[PROBLEM TO SOLVE] Find the word "JSON" in the material below and gather every line that contains it.

[SUPPLIED MATERIAL]

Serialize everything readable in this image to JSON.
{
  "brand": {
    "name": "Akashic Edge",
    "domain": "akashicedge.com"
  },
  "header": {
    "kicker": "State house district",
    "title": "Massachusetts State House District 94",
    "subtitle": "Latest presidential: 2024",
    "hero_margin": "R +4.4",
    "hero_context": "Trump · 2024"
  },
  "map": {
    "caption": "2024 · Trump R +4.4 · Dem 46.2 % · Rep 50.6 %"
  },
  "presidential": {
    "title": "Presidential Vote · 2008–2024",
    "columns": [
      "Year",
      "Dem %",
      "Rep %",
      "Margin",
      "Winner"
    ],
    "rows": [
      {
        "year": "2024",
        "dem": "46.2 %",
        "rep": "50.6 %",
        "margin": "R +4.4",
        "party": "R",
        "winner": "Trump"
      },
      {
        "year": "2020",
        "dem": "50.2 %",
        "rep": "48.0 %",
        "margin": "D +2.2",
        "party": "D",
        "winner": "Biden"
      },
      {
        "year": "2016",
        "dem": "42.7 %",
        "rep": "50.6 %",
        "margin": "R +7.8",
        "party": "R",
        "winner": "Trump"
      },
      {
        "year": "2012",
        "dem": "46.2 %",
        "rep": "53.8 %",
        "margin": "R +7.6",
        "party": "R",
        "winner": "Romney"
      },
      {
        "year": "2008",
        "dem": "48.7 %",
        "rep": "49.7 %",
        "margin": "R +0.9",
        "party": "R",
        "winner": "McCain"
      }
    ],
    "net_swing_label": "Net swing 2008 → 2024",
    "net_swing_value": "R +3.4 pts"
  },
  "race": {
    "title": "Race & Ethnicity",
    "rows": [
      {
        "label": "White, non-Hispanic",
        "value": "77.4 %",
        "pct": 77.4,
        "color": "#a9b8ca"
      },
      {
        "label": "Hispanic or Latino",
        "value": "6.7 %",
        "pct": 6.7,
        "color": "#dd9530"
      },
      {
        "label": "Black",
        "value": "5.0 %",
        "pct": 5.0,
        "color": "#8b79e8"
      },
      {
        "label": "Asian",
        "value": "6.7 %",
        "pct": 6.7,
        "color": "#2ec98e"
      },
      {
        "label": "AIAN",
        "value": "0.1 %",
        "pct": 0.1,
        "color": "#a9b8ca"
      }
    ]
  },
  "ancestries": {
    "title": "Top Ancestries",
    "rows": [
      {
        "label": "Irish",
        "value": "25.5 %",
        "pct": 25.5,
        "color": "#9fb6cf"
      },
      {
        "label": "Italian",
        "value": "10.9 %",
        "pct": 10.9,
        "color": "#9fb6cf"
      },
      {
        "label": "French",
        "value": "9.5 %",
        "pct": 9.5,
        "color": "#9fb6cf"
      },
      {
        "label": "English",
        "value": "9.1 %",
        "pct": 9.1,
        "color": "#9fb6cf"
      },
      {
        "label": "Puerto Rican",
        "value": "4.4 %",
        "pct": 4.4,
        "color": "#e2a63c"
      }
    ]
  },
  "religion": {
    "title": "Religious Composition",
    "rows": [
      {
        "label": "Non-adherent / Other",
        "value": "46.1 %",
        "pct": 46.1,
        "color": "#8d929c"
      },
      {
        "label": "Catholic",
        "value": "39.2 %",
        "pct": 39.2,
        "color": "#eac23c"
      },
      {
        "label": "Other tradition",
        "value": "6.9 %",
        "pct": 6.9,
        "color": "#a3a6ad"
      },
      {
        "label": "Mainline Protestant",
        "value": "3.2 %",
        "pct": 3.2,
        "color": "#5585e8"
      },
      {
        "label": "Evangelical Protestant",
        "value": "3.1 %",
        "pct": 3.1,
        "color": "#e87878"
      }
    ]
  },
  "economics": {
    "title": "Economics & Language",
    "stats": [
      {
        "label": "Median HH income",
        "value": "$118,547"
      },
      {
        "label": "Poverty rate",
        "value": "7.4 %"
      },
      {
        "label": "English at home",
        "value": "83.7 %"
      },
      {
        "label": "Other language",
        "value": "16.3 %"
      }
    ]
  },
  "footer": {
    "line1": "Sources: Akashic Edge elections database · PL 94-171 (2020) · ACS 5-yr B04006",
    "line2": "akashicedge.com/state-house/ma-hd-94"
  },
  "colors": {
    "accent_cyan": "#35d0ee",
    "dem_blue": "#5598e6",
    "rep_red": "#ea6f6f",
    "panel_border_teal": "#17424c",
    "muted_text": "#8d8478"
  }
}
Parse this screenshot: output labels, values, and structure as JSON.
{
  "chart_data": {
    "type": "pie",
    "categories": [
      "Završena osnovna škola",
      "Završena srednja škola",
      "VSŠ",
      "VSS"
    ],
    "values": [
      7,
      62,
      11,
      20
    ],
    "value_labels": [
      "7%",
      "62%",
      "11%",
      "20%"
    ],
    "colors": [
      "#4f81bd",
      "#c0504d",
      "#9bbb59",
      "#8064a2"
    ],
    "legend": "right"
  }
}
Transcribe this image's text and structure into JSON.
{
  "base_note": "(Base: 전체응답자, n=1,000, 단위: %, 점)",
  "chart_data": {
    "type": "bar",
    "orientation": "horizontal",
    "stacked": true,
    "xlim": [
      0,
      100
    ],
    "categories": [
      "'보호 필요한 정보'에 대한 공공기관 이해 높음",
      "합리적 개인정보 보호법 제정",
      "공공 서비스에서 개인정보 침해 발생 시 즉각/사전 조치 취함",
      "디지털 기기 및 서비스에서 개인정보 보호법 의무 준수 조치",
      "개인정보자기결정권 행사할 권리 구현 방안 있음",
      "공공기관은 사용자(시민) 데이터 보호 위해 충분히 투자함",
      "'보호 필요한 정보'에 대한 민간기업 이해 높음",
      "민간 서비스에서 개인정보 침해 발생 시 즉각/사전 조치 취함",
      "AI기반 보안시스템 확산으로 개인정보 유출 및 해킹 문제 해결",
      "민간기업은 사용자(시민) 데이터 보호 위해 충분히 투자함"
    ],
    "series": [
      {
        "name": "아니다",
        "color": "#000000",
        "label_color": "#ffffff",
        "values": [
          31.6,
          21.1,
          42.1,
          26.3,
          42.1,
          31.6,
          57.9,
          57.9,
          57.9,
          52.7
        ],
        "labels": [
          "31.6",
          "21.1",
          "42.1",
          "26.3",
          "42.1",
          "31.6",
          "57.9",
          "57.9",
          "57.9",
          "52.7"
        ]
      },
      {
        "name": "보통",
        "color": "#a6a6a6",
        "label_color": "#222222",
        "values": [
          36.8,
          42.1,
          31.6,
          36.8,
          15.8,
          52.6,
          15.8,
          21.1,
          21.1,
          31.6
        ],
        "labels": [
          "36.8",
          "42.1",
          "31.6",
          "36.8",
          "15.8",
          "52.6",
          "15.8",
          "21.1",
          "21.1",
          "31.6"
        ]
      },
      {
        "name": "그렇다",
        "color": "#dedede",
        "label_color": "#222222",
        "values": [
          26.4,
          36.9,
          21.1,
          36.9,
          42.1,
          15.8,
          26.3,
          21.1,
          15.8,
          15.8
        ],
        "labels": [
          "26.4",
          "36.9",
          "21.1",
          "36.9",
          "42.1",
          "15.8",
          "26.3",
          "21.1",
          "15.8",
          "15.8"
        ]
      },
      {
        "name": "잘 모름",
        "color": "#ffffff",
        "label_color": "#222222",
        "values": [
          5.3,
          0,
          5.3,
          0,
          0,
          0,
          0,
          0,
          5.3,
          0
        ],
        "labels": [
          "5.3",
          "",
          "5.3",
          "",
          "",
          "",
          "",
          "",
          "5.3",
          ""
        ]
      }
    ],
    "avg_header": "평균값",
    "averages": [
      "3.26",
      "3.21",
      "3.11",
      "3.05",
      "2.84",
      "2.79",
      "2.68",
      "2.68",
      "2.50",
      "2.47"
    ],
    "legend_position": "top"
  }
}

[FINAL ANSWER]
Serialize everything readable in this image to JSON.
Parse this screenshot: output labels, values, and structure as JSON.
Transcribe this image's text and structure into JSON.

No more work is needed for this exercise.